> **Short problem**
Omit the pictures from the entries below and retype everything else exactly.

> **Data shown**

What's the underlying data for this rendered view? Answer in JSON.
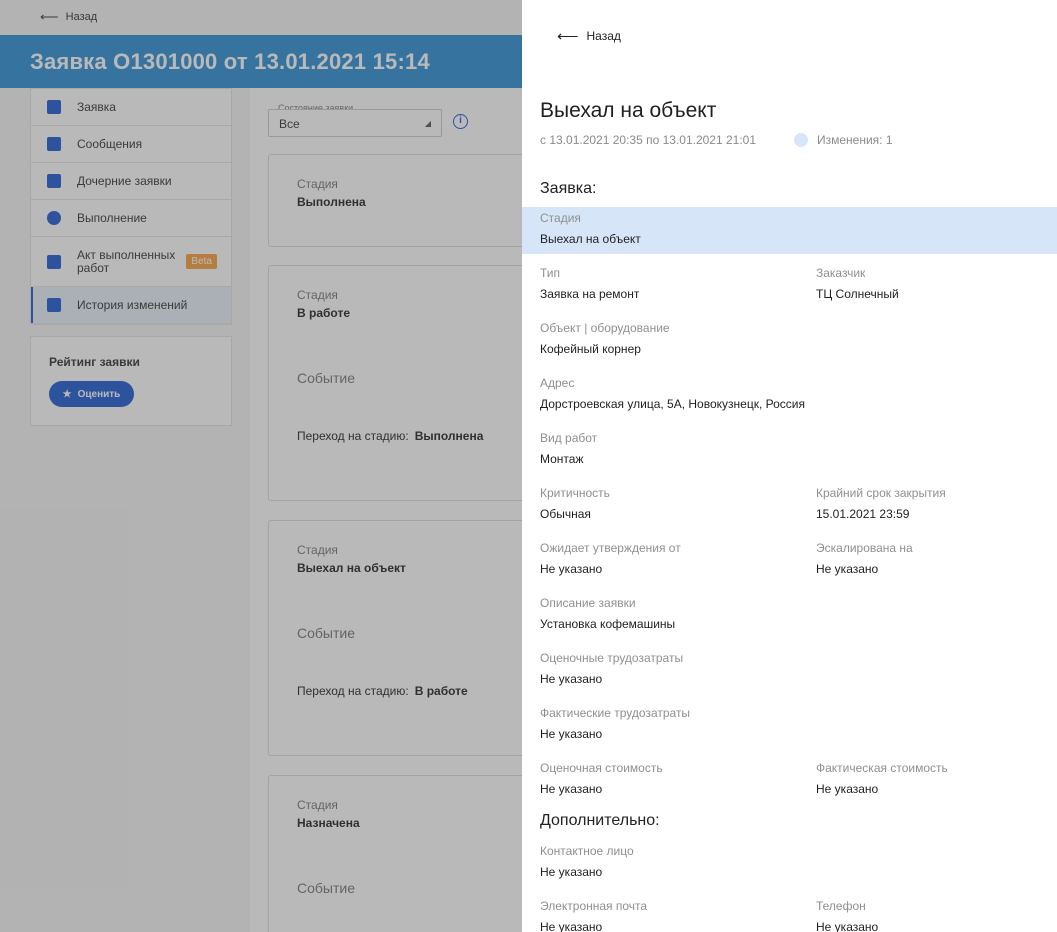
{
  "background": {
    "back_label": "Назад",
    "title": "Заявка О1301000 от 13.01.2021 15:14",
    "sidebar": [
      {
        "label": "Заявка"
      },
      {
        "label": "Сообщения"
      },
      {
        "label": "Дочерние заявки"
      },
      {
        "label": "Выполнение"
      },
      {
        "label": "Акт выполненных работ",
        "badge": "Beta"
      },
      {
        "label": "История изменений"
      }
    ],
    "rating": {
      "title": "Рейтинг заявки",
      "button": "Оценить"
    },
    "state_filter": {
      "label": "Состояние заявки",
      "value": "Все"
    },
    "cards": [
      {
        "stage_label": "Стадия",
        "stage": "Выполнена"
      },
      {
        "stage_label": "Стадия",
        "stage": "В работе",
        "event": "Событие",
        "transition_label": "Переход на стадию:",
        "transition_value": "Выполнена"
      },
      {
        "stage_label": "Стадия",
        "stage": "Выехал на объект",
        "event": "Событие",
        "transition_label": "Переход на стадию:",
        "transition_value": "В работе"
      },
      {
        "stage_label": "Стадия",
        "stage": "Назначена",
        "event": "Событие"
      }
    ]
  },
  "drawer": {
    "back_label": "Назад",
    "title": "Выехал на объект",
    "period": "с 13.01.2021 20:35 по 13.01.2021 21:01",
    "changes": "Изменения: 1",
    "section_request": "Заявка:",
    "section_extra": "Дополнительно:",
    "fields": {
      "stage": {
        "label": "Стадия",
        "value": "Выехал на объект"
      },
      "type": {
        "label": "Тип",
        "value": "Заявка на ремонт"
      },
      "customer": {
        "label": "Заказчик",
        "value": "ТЦ Солнечный"
      },
      "object": {
        "label": "Объект | оборудование",
        "value": "Кофейный корнер"
      },
      "address": {
        "label": "Адрес",
        "value": "Дорстроевская улица, 5А, Новокузнецк, Россия"
      },
      "work_type": {
        "label": "Вид работ",
        "value": "Монтаж"
      },
      "criticality": {
        "label": "Критичность",
        "value": "Обычная"
      },
      "deadline": {
        "label": "Крайний срок закрытия",
        "value": "15.01.2021 23:59"
      },
      "awaiting": {
        "label": "Ожидает утверждения от",
        "value": "Не указано"
      },
      "escalated": {
        "label": "Эскалирована на",
        "value": "Не указано"
      },
      "description": {
        "label": "Описание заявки",
        "value": "Установка кофемашины"
      },
      "est_labor": {
        "label": "Оценочные трудозатраты",
        "value": "Не указано"
      },
      "fact_labor": {
        "label": "Фактические трудозатраты",
        "value": "Не указано"
      },
      "est_cost": {
        "label": "Оценочная стоимость",
        "value": "Не указано"
      },
      "fact_cost": {
        "label": "Фактическая стоимость",
        "value": "Не указано"
      },
      "contact": {
        "label": "Контактное лицо",
        "value": "Не указано"
      },
      "email": {
        "label": "Электронная почта",
        "value": "Не указано"
      },
      "phone": {
        "label": "Телефон",
        "value": "Не указано"
      }
    }
  }
}
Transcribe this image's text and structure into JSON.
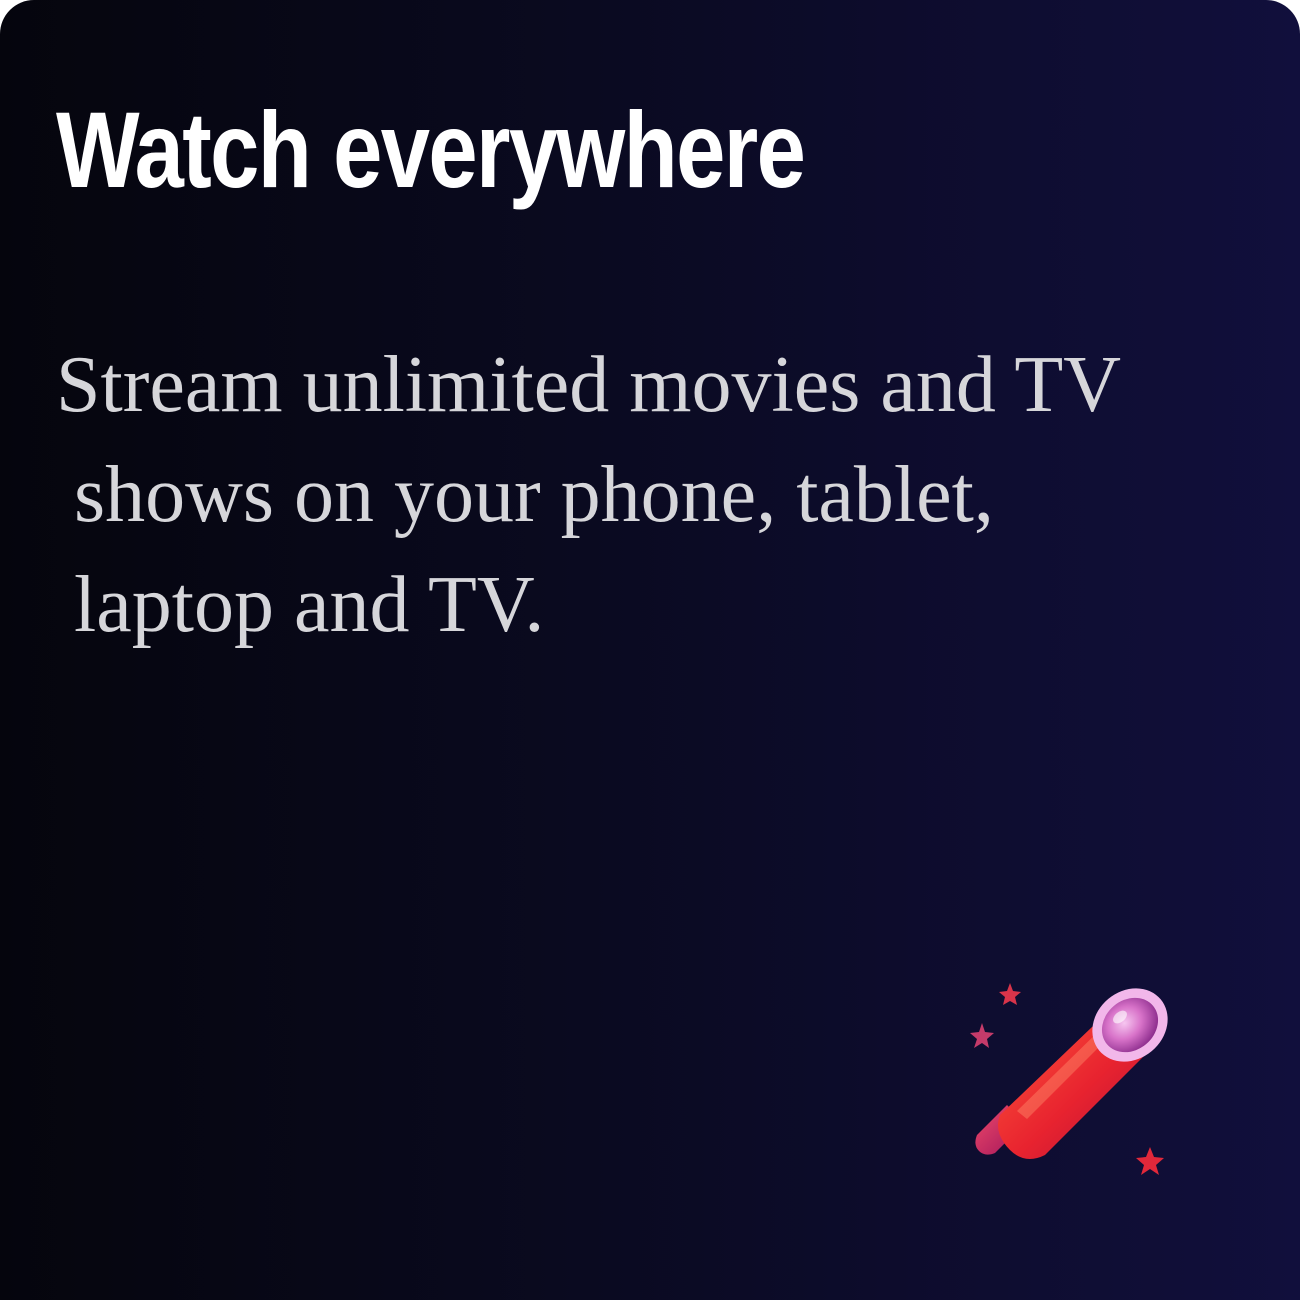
{
  "card": {
    "title": "Watch everywhere",
    "description_lines": [
      "Stream unlimited movies and TV",
      "shows on your phone, tablet,",
      "laptop and TV."
    ],
    "icon": "telescope-icon"
  },
  "colors": {
    "background_start": "#05050d",
    "background_end": "#110f3c",
    "title": "#ffffff",
    "description": "#d6d6da",
    "telescope_red": "#e8232f",
    "telescope_lens": "#e88fd8"
  }
}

> **Solution to this problem**
What's the underlying data for this rendered view? Answer in JSON.
{
  "background": {
    "back_label": "Назад",
    "title": "Заявка О1301000 от 13.01.2021 15:14",
    "sidebar": [
      {
        "label": "Заявка"
      },
      {
        "label": "Сообщения"
      },
      {
        "label": "Дочерние заявки"
      },
      {
        "label": "Выполнение"
      },
      {
        "label": "Акт выполненных работ",
        "badge": "Beta"
      },
      {
        "label": "История изменений"
      }
    ],
    "rating": {
      "title": "Рейтинг заявки",
      "button": "Оценить"
    },
    "state_filter": {
      "label": "Состояние заявки",
      "value": "Все"
    },
    "cards": [
      {
        "stage_label": "Стадия",
        "stage": "Выполнена"
      },
      {
        "stage_label": "Стадия",
        "stage": "В работе",
        "event": "Событие",
        "transition_label": "Переход на стадию:",
        "transition_value": "Выполнена"
      },
      {
        "stage_label": "Стадия",
        "stage": "Выехал на объект",
        "event": "Событие",
        "transition_label": "Переход на стадию:",
        "transition_value": "В работе"
      },
      {
        "stage_label": "Стадия",
        "stage": "Назначена",
        "event": "Событие"
      }
    ]
  },
  "drawer": {
    "back_label": "Назад",
    "title": "Выехал на объект",
    "period": "с 13.01.2021 20:35 по 13.01.2021 21:01",
    "changes": "Изменения: 1",
    "section_request": "Заявка:",
    "section_extra": "Дополнительно:",
    "fields": {
      "stage": {
        "label": "Стадия",
        "value": "Выехал на объект"
      },
      "type": {
        "label": "Тип",
        "value": "Заявка на ремонт"
      },
      "customer": {
        "label": "Заказчик",
        "value": "ТЦ Солнечный"
      },
      "object": {
        "label": "Объект | оборудование",
        "value": "Кофейный корнер"
      },
      "address": {
        "label": "Адрес",
        "value": "Дорстроевская улица, 5А, Новокузнецк, Россия"
      },
      "work_type": {
        "label": "Вид работ",
        "value": "Монтаж"
      },
      "criticality": {
        "label": "Критичность",
        "value": "Обычная"
      },
      "deadline": {
        "label": "Крайний срок закрытия",
        "value": "15.01.2021 23:59"
      },
      "awaiting": {
        "label": "Ожидает утверждения от",
        "value": "Не указано"
      },
      "escalated": {
        "label": "Эскалирована на",
        "value": "Не указано"
      },
      "description": {
        "label": "Описание заявки",
        "value": "Установка кофемашины"
      },
      "est_labor": {
        "label": "Оценочные трудозатраты",
        "value": "Не указано"
      },
      "fact_labor": {
        "label": "Фактические трудозатраты",
        "value": "Не указано"
      },
      "est_cost": {
        "label": "Оценочная стоимость",
        "value": "Не указано"
      },
      "fact_cost": {
        "label": "Фактическая стоимость",
        "value": "Не указано"
      },
      "contact": {
        "label": "Контактное лицо",
        "value": "Не указано"
      },
      "email": {
        "label": "Электронная почта",
        "value": "Не указано"
      },
      "phone": {
        "label": "Телефон",
        "value": "Не указано"
      }
    }
  }
}
Transcribe this image's text and structure into JSON.
{
  "card": {
    "title": "Watch everywhere",
    "description_lines": [
      "Stream unlimited movies and TV",
      "shows on your phone, tablet,",
      "laptop and TV."
    ],
    "icon": "telescope-icon"
  },
  "colors": {
    "background_start": "#05050d",
    "background_end": "#110f3c",
    "title": "#ffffff",
    "description": "#d6d6da",
    "telescope_red": "#e8232f",
    "telescope_lens": "#e88fd8"
  }
}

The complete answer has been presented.